**Problem description:**
Extract the full set of records, then give each one again exactly.

**Data entries:**
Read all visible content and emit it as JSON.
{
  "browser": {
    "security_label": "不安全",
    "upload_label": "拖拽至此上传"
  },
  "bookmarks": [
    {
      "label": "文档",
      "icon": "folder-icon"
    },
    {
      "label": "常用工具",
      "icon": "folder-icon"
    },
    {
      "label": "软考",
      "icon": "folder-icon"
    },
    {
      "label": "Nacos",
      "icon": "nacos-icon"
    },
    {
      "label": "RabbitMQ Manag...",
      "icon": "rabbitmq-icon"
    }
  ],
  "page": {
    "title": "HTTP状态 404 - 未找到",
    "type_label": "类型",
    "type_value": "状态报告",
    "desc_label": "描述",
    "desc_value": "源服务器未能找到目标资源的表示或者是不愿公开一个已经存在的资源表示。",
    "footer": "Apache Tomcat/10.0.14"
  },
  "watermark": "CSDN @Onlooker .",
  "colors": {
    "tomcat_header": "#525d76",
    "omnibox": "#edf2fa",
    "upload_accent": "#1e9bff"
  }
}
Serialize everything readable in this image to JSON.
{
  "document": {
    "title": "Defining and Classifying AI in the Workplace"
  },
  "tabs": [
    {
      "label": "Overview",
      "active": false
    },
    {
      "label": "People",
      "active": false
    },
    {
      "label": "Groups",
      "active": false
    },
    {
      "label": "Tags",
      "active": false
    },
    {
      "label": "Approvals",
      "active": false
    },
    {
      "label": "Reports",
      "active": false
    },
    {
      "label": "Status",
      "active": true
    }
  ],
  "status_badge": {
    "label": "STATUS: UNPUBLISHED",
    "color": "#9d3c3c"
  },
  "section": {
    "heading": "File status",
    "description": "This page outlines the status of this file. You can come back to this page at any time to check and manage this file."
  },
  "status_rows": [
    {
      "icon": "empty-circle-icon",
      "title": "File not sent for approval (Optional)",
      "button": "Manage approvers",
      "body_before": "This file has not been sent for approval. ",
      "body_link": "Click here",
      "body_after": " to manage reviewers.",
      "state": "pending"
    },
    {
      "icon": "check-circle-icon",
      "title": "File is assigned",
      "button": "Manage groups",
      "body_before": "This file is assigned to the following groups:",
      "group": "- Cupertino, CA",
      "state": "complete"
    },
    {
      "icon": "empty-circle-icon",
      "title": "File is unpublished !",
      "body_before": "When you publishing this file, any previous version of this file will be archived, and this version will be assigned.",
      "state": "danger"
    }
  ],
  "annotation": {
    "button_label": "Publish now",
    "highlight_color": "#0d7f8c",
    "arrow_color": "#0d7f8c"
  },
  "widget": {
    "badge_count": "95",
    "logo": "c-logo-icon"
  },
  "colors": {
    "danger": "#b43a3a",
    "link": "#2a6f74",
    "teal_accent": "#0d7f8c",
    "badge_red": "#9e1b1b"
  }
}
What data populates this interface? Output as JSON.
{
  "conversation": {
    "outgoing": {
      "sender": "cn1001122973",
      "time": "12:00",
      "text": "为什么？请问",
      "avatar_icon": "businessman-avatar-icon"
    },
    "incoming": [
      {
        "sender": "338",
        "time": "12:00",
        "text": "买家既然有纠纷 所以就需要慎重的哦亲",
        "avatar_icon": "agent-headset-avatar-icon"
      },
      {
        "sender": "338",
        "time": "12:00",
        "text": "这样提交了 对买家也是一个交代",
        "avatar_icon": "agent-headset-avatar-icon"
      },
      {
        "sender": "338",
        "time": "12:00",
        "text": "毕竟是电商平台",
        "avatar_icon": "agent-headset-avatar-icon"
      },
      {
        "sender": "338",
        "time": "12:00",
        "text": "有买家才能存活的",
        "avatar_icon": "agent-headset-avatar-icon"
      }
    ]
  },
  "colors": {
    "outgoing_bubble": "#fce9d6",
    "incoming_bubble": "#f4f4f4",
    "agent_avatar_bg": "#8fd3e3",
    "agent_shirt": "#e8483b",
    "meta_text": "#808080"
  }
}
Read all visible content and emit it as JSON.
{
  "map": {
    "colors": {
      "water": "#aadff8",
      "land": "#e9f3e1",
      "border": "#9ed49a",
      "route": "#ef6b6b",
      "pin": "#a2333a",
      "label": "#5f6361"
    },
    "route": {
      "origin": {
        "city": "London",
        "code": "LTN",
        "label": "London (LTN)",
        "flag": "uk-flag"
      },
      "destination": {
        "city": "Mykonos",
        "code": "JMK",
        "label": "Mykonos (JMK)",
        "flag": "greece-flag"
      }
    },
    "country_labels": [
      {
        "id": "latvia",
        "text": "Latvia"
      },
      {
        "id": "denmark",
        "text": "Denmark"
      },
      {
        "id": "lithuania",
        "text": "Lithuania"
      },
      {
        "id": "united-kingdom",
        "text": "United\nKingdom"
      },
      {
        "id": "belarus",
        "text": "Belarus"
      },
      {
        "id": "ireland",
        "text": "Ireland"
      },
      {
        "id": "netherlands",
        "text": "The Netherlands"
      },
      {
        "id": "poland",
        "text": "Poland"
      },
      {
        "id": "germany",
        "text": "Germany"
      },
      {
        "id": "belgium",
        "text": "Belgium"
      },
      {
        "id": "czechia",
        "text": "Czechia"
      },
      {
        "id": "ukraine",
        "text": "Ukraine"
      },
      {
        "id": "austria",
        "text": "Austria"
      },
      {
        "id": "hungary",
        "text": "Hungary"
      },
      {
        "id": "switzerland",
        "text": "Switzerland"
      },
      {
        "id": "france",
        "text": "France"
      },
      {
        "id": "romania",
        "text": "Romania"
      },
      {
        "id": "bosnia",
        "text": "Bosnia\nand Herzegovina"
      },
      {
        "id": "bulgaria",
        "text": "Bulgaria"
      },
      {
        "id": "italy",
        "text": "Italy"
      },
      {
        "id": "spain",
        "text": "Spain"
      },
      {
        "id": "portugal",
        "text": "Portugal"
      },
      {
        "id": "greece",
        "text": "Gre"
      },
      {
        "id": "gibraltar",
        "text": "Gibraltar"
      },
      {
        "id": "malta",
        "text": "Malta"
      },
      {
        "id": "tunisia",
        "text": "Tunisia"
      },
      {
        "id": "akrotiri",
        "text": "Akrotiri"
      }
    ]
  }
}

**The result:**
Read all visible content and emit it as JSON.
{
  "browser": {
    "security_label": "不安全",
    "upload_label": "拖拽至此上传"
  },
  "bookmarks": [
    {
      "label": "文档",
      "icon": "folder-icon"
    },
    {
      "label": "常用工具",
      "icon": "folder-icon"
    },
    {
      "label": "软考",
      "icon": "folder-icon"
    },
    {
      "label": "Nacos",
      "icon": "nacos-icon"
    },
    {
      "label": "RabbitMQ Manag...",
      "icon": "rabbitmq-icon"
    }
  ],
  "page": {
    "title": "HTTP状态 404 - 未找到",
    "type_label": "类型",
    "type_value": "状态报告",
    "desc_label": "描述",
    "desc_value": "源服务器未能找到目标资源的表示或者是不愿公开一个已经存在的资源表示。",
    "footer": "Apache Tomcat/10.0.14"
  },
  "watermark": "CSDN @Onlooker .",
  "colors": {
    "tomcat_header": "#525d76",
    "omnibox": "#edf2fa",
    "upload_accent": "#1e9bff"
  }
}
Serialize everything readable in this image to JSON.
{
  "document": {
    "title": "Defining and Classifying AI in the Workplace"
  },
  "tabs": [
    {
      "label": "Overview",
      "active": false
    },
    {
      "label": "People",
      "active": false
    },
    {
      "label": "Groups",
      "active": false
    },
    {
      "label": "Tags",
      "active": false
    },
    {
      "label": "Approvals",
      "active": false
    },
    {
      "label": "Reports",
      "active": false
    },
    {
      "label": "Status",
      "active": true
    }
  ],
  "status_badge": {
    "label": "STATUS: UNPUBLISHED",
    "color": "#9d3c3c"
  },
  "section": {
    "heading": "File status",
    "description": "This page outlines the status of this file. You can come back to this page at any time to check and manage this file."
  },
  "status_rows": [
    {
      "icon": "empty-circle-icon",
      "title": "File not sent for approval (Optional)",
      "button": "Manage approvers",
      "body_before": "This file has not been sent for approval. ",
      "body_link": "Click here",
      "body_after": " to manage reviewers.",
      "state": "pending"
    },
    {
      "icon": "check-circle-icon",
      "title": "File is assigned",
      "button": "Manage groups",
      "body_before": "This file is assigned to the following groups:",
      "group": "- Cupertino, CA",
      "state": "complete"
    },
    {
      "icon": "empty-circle-icon",
      "title": "File is unpublished !",
      "body_before": "When you publishing this file, any previous version of this file will be archived, and this version will be assigned.",
      "state": "danger"
    }
  ],
  "annotation": {
    "button_label": "Publish now",
    "highlight_color": "#0d7f8c",
    "arrow_color": "#0d7f8c"
  },
  "widget": {
    "badge_count": "95",
    "logo": "c-logo-icon"
  },
  "colors": {
    "danger": "#b43a3a",
    "link": "#2a6f74",
    "teal_accent": "#0d7f8c",
    "badge_red": "#9e1b1b"
  }
}
What data populates this interface? Output as JSON.
{
  "conversation": {
    "outgoing": {
      "sender": "cn1001122973",
      "time": "12:00",
      "text": "为什么？请问",
      "avatar_icon": "businessman-avatar-icon"
    },
    "incoming": [
      {
        "sender": "338",
        "time": "12:00",
        "text": "买家既然有纠纷 所以就需要慎重的哦亲",
        "avatar_icon": "agent-headset-avatar-icon"
      },
      {
        "sender": "338",
        "time": "12:00",
        "text": "这样提交了 对买家也是一个交代",
        "avatar_icon": "agent-headset-avatar-icon"
      },
      {
        "sender": "338",
        "time": "12:00",
        "text": "毕竟是电商平台",
        "avatar_icon": "agent-headset-avatar-icon"
      },
      {
        "sender": "338",
        "time": "12:00",
        "text": "有买家才能存活的",
        "avatar_icon": "agent-headset-avatar-icon"
      }
    ]
  },
  "colors": {
    "outgoing_bubble": "#fce9d6",
    "incoming_bubble": "#f4f4f4",
    "agent_avatar_bg": "#8fd3e3",
    "agent_shirt": "#e8483b",
    "meta_text": "#808080"
  }
}
Read all visible content and emit it as JSON.
{
  "map": {
    "colors": {
      "water": "#aadff8",
      "land": "#e9f3e1",
      "border": "#9ed49a",
      "route": "#ef6b6b",
      "pin": "#a2333a",
      "label": "#5f6361"
    },
    "route": {
      "origin": {
        "city": "London",
        "code": "LTN",
        "label": "London (LTN)",
        "flag": "uk-flag"
      },
      "destination": {
        "city": "Mykonos",
        "code": "JMK",
        "label": "Mykonos (JMK)",
        "flag": "greece-flag"
      }
    },
    "country_labels": [
      {
        "id": "latvia",
        "text": "Latvia"
      },
      {
        "id": "denmark",
        "text": "Denmark"
      },
      {
        "id": "lithuania",
        "text": "Lithuania"
      },
      {
        "id": "united-kingdom",
        "text": "United\nKingdom"
      },
      {
        "id": "belarus",
        "text": "Belarus"
      },
      {
        "id": "ireland",
        "text": "Ireland"
      },
      {
        "id": "netherlands",
        "text": "The Netherlands"
      },
      {
        "id": "poland",
        "text": "Poland"
      },
      {
        "id": "germany",
        "text": "Germany"
      },
      {
        "id": "belgium",
        "text": "Belgium"
      },
      {
        "id": "czechia",
        "text": "Czechia"
      },
      {
        "id": "ukraine",
        "text": "Ukraine"
      },
      {
        "id": "austria",
        "text": "Austria"
      },
      {
        "id": "hungary",
        "text": "Hungary"
      },
      {
        "id": "switzerland",
        "text": "Switzerland"
      },
      {
        "id": "france",
        "text": "France"
      },
      {
        "id": "romania",
        "text": "Romania"
      },
      {
        "id": "bosnia",
        "text": "Bosnia\nand Herzegovina"
      },
      {
        "id": "bulgaria",
        "text": "Bulgaria"
      },
      {
        "id": "italy",
        "text": "Italy"
      },
      {
        "id": "spain",
        "text": "Spain"
      },
      {
        "id": "portugal",
        "text": "Portugal"
      },
      {
        "id": "greece",
        "text": "Gre"
      },
      {
        "id": "gibraltar",
        "text": "Gibraltar"
      },
      {
        "id": "malta",
        "text": "Malta"
      },
      {
        "id": "tunisia",
        "text": "Tunisia"
      },
      {
        "id": "akrotiri",
        "text": "Akrotiri"
      }
    ]
  }
}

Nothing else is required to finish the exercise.